DATASET =>
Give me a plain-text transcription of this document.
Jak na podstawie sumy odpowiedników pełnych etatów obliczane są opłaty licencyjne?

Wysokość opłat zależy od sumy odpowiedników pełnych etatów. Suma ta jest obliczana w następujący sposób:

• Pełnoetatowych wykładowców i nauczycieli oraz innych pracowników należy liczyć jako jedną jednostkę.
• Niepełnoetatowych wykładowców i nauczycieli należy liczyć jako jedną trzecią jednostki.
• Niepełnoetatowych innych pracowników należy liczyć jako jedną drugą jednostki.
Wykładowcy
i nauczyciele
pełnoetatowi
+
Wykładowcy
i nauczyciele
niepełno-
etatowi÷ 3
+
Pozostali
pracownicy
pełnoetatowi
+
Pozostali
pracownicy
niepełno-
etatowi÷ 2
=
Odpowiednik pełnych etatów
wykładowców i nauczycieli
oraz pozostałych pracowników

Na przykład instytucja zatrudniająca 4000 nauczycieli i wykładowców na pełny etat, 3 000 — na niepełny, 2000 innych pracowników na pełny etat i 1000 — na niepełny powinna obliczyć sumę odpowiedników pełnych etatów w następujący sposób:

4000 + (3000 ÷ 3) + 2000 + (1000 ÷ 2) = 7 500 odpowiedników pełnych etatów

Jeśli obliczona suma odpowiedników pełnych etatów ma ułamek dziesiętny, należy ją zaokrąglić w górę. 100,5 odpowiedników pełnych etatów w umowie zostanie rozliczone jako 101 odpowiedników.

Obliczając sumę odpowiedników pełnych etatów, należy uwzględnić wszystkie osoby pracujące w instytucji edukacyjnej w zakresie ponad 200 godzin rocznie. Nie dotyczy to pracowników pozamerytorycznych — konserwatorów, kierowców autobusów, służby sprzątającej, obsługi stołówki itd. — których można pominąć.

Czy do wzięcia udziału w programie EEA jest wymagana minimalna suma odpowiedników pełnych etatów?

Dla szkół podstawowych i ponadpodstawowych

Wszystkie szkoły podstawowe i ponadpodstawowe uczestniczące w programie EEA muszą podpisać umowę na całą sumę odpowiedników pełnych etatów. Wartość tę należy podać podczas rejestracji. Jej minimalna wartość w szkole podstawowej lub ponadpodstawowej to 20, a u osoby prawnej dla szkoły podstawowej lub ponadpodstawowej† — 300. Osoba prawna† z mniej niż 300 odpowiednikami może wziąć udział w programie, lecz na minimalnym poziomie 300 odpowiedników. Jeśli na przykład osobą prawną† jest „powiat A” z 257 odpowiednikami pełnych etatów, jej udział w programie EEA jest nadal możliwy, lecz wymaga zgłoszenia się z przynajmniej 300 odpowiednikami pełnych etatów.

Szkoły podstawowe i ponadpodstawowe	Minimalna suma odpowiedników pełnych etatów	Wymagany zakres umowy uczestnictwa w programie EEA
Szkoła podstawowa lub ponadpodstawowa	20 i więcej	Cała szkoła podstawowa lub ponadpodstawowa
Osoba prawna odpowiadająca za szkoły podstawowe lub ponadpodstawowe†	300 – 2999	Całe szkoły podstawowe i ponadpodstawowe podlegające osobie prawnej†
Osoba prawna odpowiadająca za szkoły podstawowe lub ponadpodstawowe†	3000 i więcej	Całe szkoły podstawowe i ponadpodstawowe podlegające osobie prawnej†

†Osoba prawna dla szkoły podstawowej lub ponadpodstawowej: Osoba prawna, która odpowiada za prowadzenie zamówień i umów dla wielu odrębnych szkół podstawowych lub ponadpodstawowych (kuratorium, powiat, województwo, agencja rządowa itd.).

WORK TO DO =>
Type out all of the material again, word for word.

ANSWER FOR THIS EXERCISE =>
Give me a plain-text transcription of this document.
Jak na podstawie sumy odpowiedników pełnych etatów obliczane są opłaty licencyjne?

Wysokość opłat zależy od sumy odpowiedników pełnych etatów. Suma ta jest obliczana w następujący sposób:

• Pełnoetatowych wykładowców i nauczycieli oraz innych pracowników należy liczyć jako jedną jednostkę.
• Niepełnoetatowych wykładowców i nauczycieli należy liczyć jako jedną trzecią jednostki.
• Niepełnoetatowych innych pracowników należy liczyć jako jedną drugą jednostki.
Wykładowcy
i nauczyciele
pełnoetatowi
+
Wykładowcy
i nauczyciele
niepełno-
etatowi÷ 3
+
Pozostali
pracownicy
pełnoetatowi
+
Pozostali
pracownicy
niepełno-
etatowi÷ 2
=
Odpowiednik pełnych etatów
wykładowców i nauczycieli
oraz pozostałych pracowników

Na przykład instytucja zatrudniająca 4000 nauczycieli i wykładowców na pełny etat, 3 000 — na niepełny, 2000 innych pracowników na pełny etat i 1000 — na niepełny powinna obliczyć sumę odpowiedników pełnych etatów w następujący sposób:

4000 + (3000 ÷ 3) + 2000 + (1000 ÷ 2) = 7 500 odpowiedników pełnych etatów

Jeśli obliczona suma odpowiedników pełnych etatów ma ułamek dziesiętny, należy ją zaokrąglić w górę. 100,5 odpowiedników pełnych etatów w umowie zostanie rozliczone jako 101 odpowiedników.

Obliczając sumę odpowiedników pełnych etatów, należy uwzględnić wszystkie osoby pracujące w instytucji edukacyjnej w zakresie ponad 200 godzin rocznie. Nie dotyczy to pracowników pozamerytorycznych — konserwatorów, kierowców autobusów, służby sprzątającej, obsługi stołówki itd. — których można pominąć.

Czy do wzięcia udziału w programie EEA jest wymagana minimalna suma odpowiedników pełnych etatów?

Dla szkół podstawowych i ponadpodstawowych

Wszystkie szkoły podstawowe i ponadpodstawowe uczestniczące w programie EEA muszą podpisać umowę na całą sumę odpowiedników pełnych etatów. Wartość tę należy podać podczas rejestracji. Jej minimalna wartość w szkole podstawowej lub ponadpodstawowej to 20, a u osoby prawnej dla szkoły podstawowej lub ponadpodstawowej† — 300. Osoba prawna† z mniej niż 300 odpowiednikami może wziąć udział w programie, lecz na minimalnym poziomie 300 odpowiedników. Jeśli na przykład osobą prawną† jest „powiat A” z 257 odpowiednikami pełnych etatów, jej udział w programie EEA jest nadal możliwy, lecz wymaga zgłoszenia się z przynajmniej 300 odpowiednikami pełnych etatów.

Szkoły podstawowe i ponadpodstawowe	Minimalna suma odpowiedników pełnych etatów	Wymagany zakres umowy uczestnictwa w programie EEA
Szkoła podstawowa lub ponadpodstawowa	20 i więcej	Cała szkoła podstawowa lub ponadpodstawowa
Osoba prawna odpowiadająca za szkoły podstawowe lub ponadpodstawowe†	300 – 2999	Całe szkoły podstawowe i ponadpodstawowe podlegające osobie prawnej†
Osoba prawna odpowiadająca za szkoły podstawowe lub ponadpodstawowe†	3000 i więcej	Całe szkoły podstawowe i ponadpodstawowe podlegające osobie prawnej†

†Osoba prawna dla szkoły podstawowej lub ponadpodstawowej: Osoba prawna, która odpowiada za prowadzenie zamówień i umów dla wielu odrębnych szkół podstawowych lub ponadpodstawowych (kuratorium, powiat, województwo, agencja rządowa itd.).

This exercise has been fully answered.